=== Recorded data ===
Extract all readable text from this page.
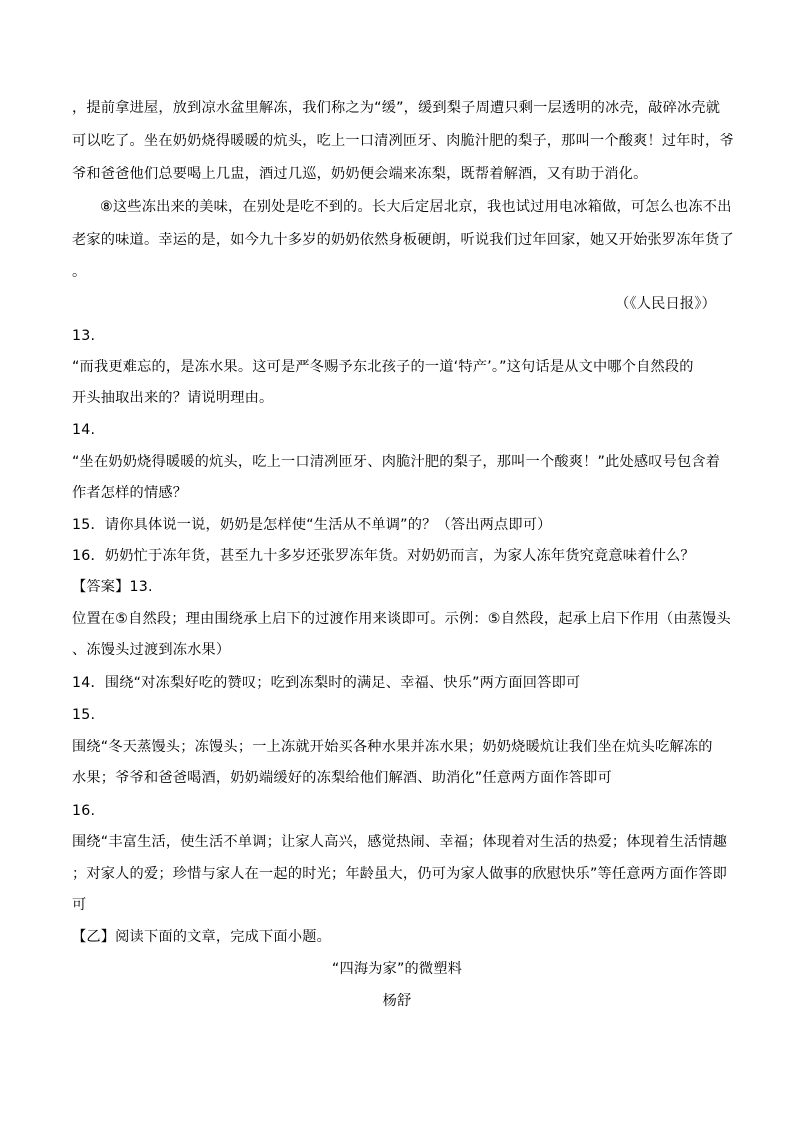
，提前拿进屋，放到凉水盆里解冻，我们称之为“缓”，缓到梨子周遭只剩一层透明的冰壳，敲碎冰壳就
可以吃了。坐在奶奶烧得暖暖的炕头，吃上一口清冽匝牙、肉脆汁肥的梨子，那叫一个酸爽！过年时，爷
爷和爸爸他们总要喝上几盅，酒过几巡，奶奶便会端来冻梨，既帮着解酒，又有助于消化。
⑧这些冻出来的美味，在别处是吃不到的。长大后定居北京，我也试过用电冰箱做，可怎么也冻不出
老家的味道。幸运的是，如今九十多岁的奶奶依然身板硬朗，听说我们过年回家，她又开始张罗冻年货了
。
（《人民日报》）
13.
“而我更难忘的，是冻水果。这可是严冬赐予东北孩子的一道‘特产’。”这句话是从文中哪个自然段的
开头抽取出来的？请说明理由。
14.
“坐在奶奶烧得暖暖的炕头，吃上一口清冽匝牙、肉脆汁肥的梨子，那叫一个酸爽！”此处感叹号包含着
作者怎样的情感？
15．请你具体说一说，奶奶是怎样使“生活从不单调”的？（答出两点即可）
16．奶奶忙于冻年货，甚至九十多岁还张罗冻年货。对奶奶而言，为家人冻年货究竟意味着什么？
【答案】13.
位置在⑤自然段；理由围绕承上启下的过渡作用来谈即可。示例：⑤自然段，起承上启下作用（由蒸馒头
、冻馒头过渡到冻水果）
14．围绕“对冻梨好吃的赞叹；吃到冻梨时的满足、幸福、快乐”两方面回答即可
15.
围绕“冬天蒸馒头；冻馒头；一上冻就开始买各种水果并冻水果；奶奶烧暖炕让我们坐在炕头吃解冻的
水果；爷爷和爸爸喝酒，奶奶端缓好的冻梨给他们解酒、助消化”任意两方面作答即可
16.
围绕“丰富生活，使生活不单调；让家人高兴，感觉热闹、幸福；体现着对生活的热爱；体现着生活情趣
；对家人的爱；珍惜与家人在一起的时光；年龄虽大，仍可为家人做事的欣慰快乐”等任意两方面作答即
可
【乙】阅读下面的文章，完成下面小题。
“四海为家”的微塑料
杨舒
===
### Stated goal
The entries above are to be returned exactly, without their pictures.

### Task solution
Extract all readable text from this page.
，提前拿进屋，放到凉水盆里解冻，我们称之为“缓”，缓到梨子周遭只剩一层透明的冰壳，敲碎冰壳就
可以吃了。坐在奶奶烧得暖暖的炕头，吃上一口清冽匝牙、肉脆汁肥的梨子，那叫一个酸爽！过年时，爷
爷和爸爸他们总要喝上几盅，酒过几巡，奶奶便会端来冻梨，既帮着解酒，又有助于消化。
⑧这些冻出来的美味，在别处是吃不到的。长大后定居北京，我也试过用电冰箱做，可怎么也冻不出
老家的味道。幸运的是，如今九十多岁的奶奶依然身板硬朗，听说我们过年回家，她又开始张罗冻年货了
。
（《人民日报》）
13.
“而我更难忘的，是冻水果。这可是严冬赐予东北孩子的一道‘特产’。”这句话是从文中哪个自然段的
开头抽取出来的？请说明理由。
14.
“坐在奶奶烧得暖暖的炕头，吃上一口清冽匝牙、肉脆汁肥的梨子，那叫一个酸爽！”此处感叹号包含着
作者怎样的情感？
15．请你具体说一说，奶奶是怎样使“生活从不单调”的？（答出两点即可）
16．奶奶忙于冻年货，甚至九十多岁还张罗冻年货。对奶奶而言，为家人冻年货究竟意味着什么？
【答案】13.
位置在⑤自然段；理由围绕承上启下的过渡作用来谈即可。示例：⑤自然段，起承上启下作用（由蒸馒头
、冻馒头过渡到冻水果）
14．围绕“对冻梨好吃的赞叹；吃到冻梨时的满足、幸福、快乐”两方面回答即可
15.
围绕“冬天蒸馒头；冻馒头；一上冻就开始买各种水果并冻水果；奶奶烧暖炕让我们坐在炕头吃解冻的
水果；爷爷和爸爸喝酒，奶奶端缓好的冻梨给他们解酒、助消化”任意两方面作答即可
16.
围绕“丰富生活，使生活不单调；让家人高兴，感觉热闹、幸福；体现着对生活的热爱；体现着生活情趣
；对家人的爱；珍惜与家人在一起的时光；年龄虽大，仍可为家人做事的欣慰快乐”等任意两方面作答即
可
【乙】阅读下面的文章，完成下面小题。
“四海为家”的微塑料
杨舒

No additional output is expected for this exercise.